| To be done |
Output nothing but the number of lines that include the word "color".

(Records about charts and figures)
_ _ _ _

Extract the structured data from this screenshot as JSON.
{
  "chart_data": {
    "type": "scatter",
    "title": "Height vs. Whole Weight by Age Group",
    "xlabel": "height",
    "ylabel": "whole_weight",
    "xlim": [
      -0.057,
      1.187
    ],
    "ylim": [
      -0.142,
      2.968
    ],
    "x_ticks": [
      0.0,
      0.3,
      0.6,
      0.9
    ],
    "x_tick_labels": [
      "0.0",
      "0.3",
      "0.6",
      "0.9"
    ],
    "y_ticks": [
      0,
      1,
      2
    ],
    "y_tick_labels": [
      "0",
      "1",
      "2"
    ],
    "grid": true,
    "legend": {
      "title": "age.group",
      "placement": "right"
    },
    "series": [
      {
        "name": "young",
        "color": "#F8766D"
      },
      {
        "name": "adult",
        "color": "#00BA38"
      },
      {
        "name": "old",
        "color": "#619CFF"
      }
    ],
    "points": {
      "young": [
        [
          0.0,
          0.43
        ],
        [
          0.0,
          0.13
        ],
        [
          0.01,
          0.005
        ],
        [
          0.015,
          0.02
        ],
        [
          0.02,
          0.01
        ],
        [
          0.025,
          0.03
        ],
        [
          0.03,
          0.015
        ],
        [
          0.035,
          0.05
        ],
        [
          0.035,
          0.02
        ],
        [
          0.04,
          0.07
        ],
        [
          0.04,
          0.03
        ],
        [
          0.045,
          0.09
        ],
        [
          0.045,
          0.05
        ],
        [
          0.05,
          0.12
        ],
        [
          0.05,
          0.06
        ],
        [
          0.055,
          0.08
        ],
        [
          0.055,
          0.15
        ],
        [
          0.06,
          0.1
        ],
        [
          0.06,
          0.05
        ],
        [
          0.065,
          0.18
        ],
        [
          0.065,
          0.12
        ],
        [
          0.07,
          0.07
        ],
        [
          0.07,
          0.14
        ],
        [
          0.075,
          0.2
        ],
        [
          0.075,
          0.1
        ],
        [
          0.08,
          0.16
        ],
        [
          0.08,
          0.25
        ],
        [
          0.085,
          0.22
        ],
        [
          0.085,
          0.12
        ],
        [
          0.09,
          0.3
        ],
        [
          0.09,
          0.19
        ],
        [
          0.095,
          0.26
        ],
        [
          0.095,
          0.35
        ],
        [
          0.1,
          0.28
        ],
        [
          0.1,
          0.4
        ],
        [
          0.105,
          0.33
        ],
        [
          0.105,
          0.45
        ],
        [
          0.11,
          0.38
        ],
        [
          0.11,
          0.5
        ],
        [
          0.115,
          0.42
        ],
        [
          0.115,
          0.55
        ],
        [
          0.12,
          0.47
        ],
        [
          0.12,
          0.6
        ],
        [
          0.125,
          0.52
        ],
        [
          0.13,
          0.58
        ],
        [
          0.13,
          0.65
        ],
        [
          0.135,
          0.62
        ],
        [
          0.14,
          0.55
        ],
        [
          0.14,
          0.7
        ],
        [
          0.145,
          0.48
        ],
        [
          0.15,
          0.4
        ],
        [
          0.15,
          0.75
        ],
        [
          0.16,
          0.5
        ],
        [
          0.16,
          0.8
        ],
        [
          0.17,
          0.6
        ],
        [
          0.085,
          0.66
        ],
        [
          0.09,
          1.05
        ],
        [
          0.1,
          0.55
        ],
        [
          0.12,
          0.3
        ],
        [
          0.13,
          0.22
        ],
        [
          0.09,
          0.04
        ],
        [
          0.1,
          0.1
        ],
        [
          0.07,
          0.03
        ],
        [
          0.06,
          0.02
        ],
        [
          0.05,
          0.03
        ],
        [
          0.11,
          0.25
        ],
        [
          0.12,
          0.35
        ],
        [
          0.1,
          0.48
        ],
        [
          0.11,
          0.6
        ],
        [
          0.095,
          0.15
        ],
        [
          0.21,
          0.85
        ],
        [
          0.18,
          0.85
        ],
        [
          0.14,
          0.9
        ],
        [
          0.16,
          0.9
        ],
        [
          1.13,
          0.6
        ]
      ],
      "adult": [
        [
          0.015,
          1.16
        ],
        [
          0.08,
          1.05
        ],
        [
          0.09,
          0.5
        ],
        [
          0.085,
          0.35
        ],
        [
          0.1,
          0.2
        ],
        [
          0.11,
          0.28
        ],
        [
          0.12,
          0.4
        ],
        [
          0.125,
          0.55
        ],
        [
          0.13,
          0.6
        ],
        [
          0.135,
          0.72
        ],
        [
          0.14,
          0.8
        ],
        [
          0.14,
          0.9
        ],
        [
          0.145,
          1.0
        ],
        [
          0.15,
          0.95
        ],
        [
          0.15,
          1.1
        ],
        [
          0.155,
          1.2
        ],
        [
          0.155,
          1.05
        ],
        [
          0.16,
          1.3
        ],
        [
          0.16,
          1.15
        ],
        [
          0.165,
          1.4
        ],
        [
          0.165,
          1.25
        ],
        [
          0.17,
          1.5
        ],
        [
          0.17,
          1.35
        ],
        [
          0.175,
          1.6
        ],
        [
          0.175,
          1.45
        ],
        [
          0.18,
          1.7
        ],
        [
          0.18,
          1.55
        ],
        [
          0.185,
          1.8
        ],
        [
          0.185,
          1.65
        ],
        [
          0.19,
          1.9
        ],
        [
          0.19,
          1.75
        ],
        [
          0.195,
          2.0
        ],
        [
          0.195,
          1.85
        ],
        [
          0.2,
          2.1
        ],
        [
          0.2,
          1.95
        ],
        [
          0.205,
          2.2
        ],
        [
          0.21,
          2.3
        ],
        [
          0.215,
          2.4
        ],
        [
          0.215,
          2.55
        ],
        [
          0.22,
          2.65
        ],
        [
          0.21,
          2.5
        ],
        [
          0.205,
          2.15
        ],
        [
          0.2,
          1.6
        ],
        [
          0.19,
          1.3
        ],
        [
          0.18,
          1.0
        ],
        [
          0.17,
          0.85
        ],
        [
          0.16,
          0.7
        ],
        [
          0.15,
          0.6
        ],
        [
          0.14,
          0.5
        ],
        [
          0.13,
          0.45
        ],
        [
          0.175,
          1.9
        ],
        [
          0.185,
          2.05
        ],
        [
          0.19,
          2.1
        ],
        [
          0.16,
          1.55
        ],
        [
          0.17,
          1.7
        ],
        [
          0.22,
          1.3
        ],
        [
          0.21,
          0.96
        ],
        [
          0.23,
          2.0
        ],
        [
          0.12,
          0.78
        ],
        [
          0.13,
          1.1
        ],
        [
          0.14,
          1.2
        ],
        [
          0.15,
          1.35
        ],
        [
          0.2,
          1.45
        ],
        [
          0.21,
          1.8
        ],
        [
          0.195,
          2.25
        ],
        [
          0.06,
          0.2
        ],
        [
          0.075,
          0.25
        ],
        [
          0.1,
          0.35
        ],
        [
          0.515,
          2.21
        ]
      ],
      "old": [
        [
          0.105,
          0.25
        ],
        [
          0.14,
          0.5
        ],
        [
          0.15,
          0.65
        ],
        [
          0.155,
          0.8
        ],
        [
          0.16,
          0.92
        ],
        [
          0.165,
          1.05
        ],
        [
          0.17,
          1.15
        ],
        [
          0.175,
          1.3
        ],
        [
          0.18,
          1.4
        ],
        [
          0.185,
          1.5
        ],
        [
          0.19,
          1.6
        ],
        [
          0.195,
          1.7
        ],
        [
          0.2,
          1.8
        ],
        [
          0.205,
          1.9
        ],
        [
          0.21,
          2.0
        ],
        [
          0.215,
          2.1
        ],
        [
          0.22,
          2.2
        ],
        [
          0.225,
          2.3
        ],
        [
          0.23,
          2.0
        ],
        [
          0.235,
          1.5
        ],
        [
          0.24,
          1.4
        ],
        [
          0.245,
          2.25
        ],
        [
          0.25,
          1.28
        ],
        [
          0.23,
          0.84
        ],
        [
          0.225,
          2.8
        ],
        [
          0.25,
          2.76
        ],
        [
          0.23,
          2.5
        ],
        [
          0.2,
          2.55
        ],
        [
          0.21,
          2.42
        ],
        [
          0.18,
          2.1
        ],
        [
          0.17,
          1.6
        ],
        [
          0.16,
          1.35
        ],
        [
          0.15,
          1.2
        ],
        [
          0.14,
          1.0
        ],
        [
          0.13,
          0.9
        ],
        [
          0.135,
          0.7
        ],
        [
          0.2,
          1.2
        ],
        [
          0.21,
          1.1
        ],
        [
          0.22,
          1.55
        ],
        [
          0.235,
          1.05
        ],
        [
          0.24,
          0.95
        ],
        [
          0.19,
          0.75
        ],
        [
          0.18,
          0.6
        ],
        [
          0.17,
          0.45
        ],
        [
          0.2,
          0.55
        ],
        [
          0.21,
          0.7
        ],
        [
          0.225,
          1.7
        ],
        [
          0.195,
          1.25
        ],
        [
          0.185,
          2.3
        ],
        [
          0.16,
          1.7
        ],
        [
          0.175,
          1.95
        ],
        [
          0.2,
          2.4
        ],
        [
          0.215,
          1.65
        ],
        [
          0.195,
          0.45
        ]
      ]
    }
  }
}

_ _ _ _

| Answer to the problem |
3